** start INFORMATION GIVEN **

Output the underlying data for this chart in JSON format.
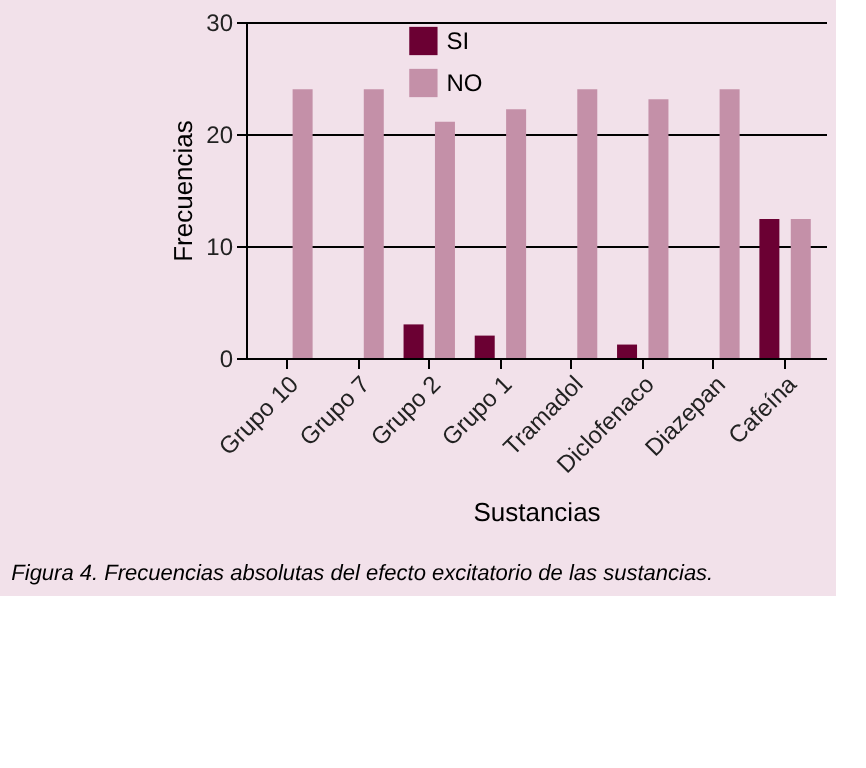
{
  "chart_data": {
    "type": "bar",
    "xlabel": "Sustancias",
    "ylabel": "Frecuencias",
    "categories": [
      "Grupo 10",
      "Grupo 7",
      "Grupo 2",
      "Grupo 1",
      "Tramadol",
      "Diclofenaco",
      "Diazepan",
      "Cafeína"
    ],
    "series": [
      {
        "name": "SI",
        "color": "#6b0033",
        "values": [
          0,
          0,
          3,
          2,
          0,
          1.2,
          0,
          12.4
        ]
      },
      {
        "name": "NO",
        "color": "#c490a8",
        "values": [
          24,
          24,
          21.1,
          22.2,
          24,
          23.1,
          24,
          12.4
        ]
      }
    ],
    "ylim": [
      0,
      30
    ],
    "yticks": [
      0,
      10,
      20,
      30
    ],
    "grid": "y",
    "legend": "top",
    "annotations": [
      "Figura 4. Frecuencias absolutas del efecto excitatorio de las sustancias."
    ]
  }
}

** end INFORMATION GIVEN **

EXERCISE TASK → Return the listing above in full and without alteration, excluding its pictures.

COMPLETE ANSWER →
Output the underlying data for this chart in JSON format.
{
  "chart_data": {
    "type": "bar",
    "xlabel": "Sustancias",
    "ylabel": "Frecuencias",
    "categories": [
      "Grupo 10",
      "Grupo 7",
      "Grupo 2",
      "Grupo 1",
      "Tramadol",
      "Diclofenaco",
      "Diazepan",
      "Cafeína"
    ],
    "series": [
      {
        "name": "SI",
        "color": "#6b0033",
        "values": [
          0,
          0,
          3,
          2,
          0,
          1.2,
          0,
          12.4
        ]
      },
      {
        "name": "NO",
        "color": "#c490a8",
        "values": [
          24,
          24,
          21.1,
          22.2,
          24,
          23.1,
          24,
          12.4
        ]
      }
    ],
    "ylim": [
      0,
      30
    ],
    "yticks": [
      0,
      10,
      20,
      30
    ],
    "grid": "y",
    "legend": "top",
    "annotations": [
      "Figura 4. Frecuencias absolutas del efecto excitatorio de las sustancias."
    ]
  }
}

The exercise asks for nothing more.